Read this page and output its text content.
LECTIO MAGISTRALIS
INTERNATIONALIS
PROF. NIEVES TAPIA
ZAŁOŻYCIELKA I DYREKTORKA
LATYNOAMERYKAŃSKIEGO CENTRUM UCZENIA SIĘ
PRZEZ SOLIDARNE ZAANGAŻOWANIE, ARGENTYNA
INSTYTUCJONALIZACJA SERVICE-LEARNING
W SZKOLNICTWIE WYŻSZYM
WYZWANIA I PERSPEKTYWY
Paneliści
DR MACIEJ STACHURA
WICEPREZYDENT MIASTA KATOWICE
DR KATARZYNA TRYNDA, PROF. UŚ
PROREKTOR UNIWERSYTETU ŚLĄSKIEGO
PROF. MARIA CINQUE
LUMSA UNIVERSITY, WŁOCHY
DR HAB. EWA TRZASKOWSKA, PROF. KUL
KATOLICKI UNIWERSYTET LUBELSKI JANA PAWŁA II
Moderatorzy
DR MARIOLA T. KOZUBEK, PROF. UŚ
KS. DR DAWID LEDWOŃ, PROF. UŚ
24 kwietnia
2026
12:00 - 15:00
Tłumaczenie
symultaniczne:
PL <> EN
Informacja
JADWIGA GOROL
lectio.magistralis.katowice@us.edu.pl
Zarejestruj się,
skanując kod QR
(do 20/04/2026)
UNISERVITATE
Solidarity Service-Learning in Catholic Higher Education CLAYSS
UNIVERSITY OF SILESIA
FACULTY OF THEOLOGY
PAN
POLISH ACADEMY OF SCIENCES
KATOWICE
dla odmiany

····················

# Your instructions
Every line of the data above should be reproduced word for word.

# Output
Read this page and output its text content.
LECTIO MAGISTRALIS
INTERNATIONALIS
PROF. NIEVES TAPIA
ZAŁOŻYCIELKA I DYREKTORKA
LATYNOAMERYKAŃSKIEGO CENTRUM UCZENIA SIĘ
PRZEZ SOLIDARNE ZAANGAŻOWANIE, ARGENTYNA
INSTYTUCJONALIZACJA SERVICE-LEARNING
W SZKOLNICTWIE WYŻSZYM
WYZWANIA I PERSPEKTYWY
Paneliści
DR MACIEJ STACHURA
WICEPREZYDENT MIASTA KATOWICE
DR KATARZYNA TRYNDA, PROF. UŚ
PROREKTOR UNIWERSYTETU ŚLĄSKIEGO
PROF. MARIA CINQUE
LUMSA UNIVERSITY, WŁOCHY
DR HAB. EWA TRZASKOWSKA, PROF. KUL
KATOLICKI UNIWERSYTET LUBELSKI JANA PAWŁA II
Moderatorzy
DR MARIOLA T. KOZUBEK, PROF. UŚ
KS. DR DAWID LEDWOŃ, PROF. UŚ
24 kwietnia
2026
12:00 - 15:00
Tłumaczenie
symultaniczne:
PL <> EN
Informacja
JADWIGA GOROL
lectio.magistralis.katowice@us.edu.pl
Zarejestruj się,
skanując kod QR
(do 20/04/2026)
UNISERVITATE
Solidarity Service-Learning in Catholic Higher Education CLAYSS
UNIVERSITY OF SILESIA
FACULTY OF THEOLOGY
PAN
POLISH ACADEMY OF SCIENCES
KATOWICE
dla odmiany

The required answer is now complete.